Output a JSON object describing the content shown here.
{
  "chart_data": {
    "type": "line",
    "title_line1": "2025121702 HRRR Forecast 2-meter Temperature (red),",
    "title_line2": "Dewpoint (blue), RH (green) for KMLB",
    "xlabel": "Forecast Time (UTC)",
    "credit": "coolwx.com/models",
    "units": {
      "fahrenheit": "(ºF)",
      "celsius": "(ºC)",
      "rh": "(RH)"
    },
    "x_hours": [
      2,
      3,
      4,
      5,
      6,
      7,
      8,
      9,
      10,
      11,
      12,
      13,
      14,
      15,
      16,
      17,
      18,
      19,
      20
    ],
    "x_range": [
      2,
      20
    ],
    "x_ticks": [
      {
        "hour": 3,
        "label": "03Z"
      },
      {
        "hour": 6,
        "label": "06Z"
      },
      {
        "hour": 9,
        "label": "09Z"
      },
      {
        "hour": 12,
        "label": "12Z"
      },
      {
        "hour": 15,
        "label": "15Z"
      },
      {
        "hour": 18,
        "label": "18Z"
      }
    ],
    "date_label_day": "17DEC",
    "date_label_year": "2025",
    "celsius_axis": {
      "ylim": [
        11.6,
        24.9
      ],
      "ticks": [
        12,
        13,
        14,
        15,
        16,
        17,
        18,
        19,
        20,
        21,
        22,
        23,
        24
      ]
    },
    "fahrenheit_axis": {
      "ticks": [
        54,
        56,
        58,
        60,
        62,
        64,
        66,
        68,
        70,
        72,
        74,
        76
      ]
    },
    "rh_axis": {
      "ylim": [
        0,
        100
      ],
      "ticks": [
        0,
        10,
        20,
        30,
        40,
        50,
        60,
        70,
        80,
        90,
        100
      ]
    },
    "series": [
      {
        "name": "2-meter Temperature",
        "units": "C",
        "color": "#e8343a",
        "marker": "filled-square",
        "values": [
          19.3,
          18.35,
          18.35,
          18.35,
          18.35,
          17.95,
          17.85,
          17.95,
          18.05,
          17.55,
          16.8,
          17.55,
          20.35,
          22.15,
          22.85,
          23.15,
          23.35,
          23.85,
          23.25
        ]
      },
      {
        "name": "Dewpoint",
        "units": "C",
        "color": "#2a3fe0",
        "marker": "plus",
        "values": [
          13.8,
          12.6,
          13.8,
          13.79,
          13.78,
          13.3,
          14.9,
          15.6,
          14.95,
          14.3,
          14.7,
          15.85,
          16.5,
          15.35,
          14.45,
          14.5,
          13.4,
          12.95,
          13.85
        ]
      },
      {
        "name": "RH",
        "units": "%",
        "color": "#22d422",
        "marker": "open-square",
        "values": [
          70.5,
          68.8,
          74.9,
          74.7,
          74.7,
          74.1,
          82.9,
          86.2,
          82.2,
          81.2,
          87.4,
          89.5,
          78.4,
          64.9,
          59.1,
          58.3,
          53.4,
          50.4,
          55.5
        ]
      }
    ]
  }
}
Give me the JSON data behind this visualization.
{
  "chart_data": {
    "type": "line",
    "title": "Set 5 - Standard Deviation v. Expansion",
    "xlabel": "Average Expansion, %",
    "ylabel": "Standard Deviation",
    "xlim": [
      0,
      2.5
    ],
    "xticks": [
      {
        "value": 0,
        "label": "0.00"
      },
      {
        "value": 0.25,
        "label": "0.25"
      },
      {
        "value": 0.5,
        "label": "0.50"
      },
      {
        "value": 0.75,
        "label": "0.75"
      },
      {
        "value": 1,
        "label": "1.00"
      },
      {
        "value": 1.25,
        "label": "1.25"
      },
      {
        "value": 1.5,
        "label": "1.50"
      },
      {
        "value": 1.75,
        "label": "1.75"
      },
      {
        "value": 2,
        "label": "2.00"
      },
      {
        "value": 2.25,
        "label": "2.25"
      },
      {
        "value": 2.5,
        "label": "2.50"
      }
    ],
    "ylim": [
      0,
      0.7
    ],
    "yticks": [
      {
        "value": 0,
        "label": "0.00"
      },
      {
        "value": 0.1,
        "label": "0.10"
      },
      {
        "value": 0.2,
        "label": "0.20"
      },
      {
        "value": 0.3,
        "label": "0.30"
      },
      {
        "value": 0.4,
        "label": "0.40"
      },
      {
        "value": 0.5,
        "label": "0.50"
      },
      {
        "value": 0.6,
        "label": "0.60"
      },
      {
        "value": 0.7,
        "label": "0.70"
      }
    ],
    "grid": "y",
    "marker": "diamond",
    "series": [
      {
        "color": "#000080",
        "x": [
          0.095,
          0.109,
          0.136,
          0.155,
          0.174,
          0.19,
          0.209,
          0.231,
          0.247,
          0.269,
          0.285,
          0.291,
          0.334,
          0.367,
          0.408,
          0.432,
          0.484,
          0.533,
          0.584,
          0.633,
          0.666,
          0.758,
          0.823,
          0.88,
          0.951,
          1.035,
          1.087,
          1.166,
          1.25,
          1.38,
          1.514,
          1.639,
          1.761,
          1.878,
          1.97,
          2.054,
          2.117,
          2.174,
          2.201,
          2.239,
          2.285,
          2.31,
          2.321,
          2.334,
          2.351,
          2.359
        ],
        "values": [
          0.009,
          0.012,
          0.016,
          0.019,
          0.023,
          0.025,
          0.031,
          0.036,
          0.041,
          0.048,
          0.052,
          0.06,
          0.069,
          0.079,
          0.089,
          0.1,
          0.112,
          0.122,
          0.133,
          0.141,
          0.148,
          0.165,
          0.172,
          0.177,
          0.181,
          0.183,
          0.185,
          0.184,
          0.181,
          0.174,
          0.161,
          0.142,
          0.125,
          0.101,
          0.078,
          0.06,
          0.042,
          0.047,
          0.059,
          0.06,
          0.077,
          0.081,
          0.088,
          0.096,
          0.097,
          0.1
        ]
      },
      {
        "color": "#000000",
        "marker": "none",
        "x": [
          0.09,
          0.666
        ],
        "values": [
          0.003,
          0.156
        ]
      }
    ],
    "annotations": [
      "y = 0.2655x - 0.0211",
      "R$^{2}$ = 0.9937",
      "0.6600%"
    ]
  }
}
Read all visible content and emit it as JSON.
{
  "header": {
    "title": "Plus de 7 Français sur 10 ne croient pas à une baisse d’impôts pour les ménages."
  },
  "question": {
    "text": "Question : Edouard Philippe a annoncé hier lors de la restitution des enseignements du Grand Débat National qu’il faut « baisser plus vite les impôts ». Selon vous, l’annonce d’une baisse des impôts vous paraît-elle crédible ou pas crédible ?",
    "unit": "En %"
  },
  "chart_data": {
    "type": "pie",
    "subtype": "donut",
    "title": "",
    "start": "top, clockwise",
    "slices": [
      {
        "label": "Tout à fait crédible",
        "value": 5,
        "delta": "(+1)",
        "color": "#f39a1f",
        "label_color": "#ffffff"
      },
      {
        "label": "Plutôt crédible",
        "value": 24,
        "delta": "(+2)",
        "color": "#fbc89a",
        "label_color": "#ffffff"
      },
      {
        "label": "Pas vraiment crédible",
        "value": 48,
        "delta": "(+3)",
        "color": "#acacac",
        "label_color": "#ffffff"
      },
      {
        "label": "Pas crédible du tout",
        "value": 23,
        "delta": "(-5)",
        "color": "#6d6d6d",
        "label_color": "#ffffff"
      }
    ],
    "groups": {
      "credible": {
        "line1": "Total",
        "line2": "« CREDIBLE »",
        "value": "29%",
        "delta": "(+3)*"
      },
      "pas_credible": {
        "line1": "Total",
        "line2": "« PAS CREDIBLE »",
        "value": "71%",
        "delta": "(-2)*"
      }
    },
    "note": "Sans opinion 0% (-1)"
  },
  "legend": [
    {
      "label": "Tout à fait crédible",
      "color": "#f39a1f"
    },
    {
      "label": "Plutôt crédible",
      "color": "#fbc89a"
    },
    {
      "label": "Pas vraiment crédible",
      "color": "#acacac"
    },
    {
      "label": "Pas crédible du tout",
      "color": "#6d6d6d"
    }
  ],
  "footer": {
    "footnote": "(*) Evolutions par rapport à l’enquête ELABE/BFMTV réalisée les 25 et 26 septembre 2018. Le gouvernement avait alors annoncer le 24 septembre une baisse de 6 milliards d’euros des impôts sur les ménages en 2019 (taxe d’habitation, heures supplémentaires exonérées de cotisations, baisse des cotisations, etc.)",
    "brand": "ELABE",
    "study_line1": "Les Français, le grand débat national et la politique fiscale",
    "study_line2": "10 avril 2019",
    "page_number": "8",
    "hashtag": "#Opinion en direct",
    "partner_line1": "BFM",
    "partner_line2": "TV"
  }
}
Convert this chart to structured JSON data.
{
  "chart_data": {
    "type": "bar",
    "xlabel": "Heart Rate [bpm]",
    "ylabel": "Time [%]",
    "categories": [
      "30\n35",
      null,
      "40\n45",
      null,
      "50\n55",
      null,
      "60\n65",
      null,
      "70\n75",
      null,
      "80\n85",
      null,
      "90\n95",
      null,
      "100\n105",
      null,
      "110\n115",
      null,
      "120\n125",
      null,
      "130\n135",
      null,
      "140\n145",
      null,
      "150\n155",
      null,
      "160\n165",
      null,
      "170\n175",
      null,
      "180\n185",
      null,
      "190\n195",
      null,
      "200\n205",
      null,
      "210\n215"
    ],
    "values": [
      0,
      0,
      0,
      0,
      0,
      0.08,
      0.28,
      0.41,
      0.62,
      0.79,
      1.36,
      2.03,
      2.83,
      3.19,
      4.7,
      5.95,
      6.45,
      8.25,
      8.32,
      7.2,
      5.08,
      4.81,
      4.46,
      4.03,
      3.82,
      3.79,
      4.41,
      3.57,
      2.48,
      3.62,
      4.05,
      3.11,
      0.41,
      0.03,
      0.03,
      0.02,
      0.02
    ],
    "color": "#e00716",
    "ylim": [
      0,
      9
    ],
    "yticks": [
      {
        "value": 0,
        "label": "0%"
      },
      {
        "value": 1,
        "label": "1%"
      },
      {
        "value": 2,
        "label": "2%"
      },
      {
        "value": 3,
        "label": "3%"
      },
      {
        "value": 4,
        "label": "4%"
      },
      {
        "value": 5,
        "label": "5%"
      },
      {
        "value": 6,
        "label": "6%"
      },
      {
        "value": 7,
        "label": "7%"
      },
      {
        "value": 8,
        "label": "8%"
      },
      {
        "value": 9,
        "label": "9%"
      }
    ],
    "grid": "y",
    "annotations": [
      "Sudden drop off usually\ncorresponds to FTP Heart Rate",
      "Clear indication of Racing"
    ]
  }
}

→ **Written exercise**
Copy each line of the records above that carries the word "ylabel".

→ **Answer in full**
    "ylabel": "Standard Deviation",
    "ylabel": "Time [%]",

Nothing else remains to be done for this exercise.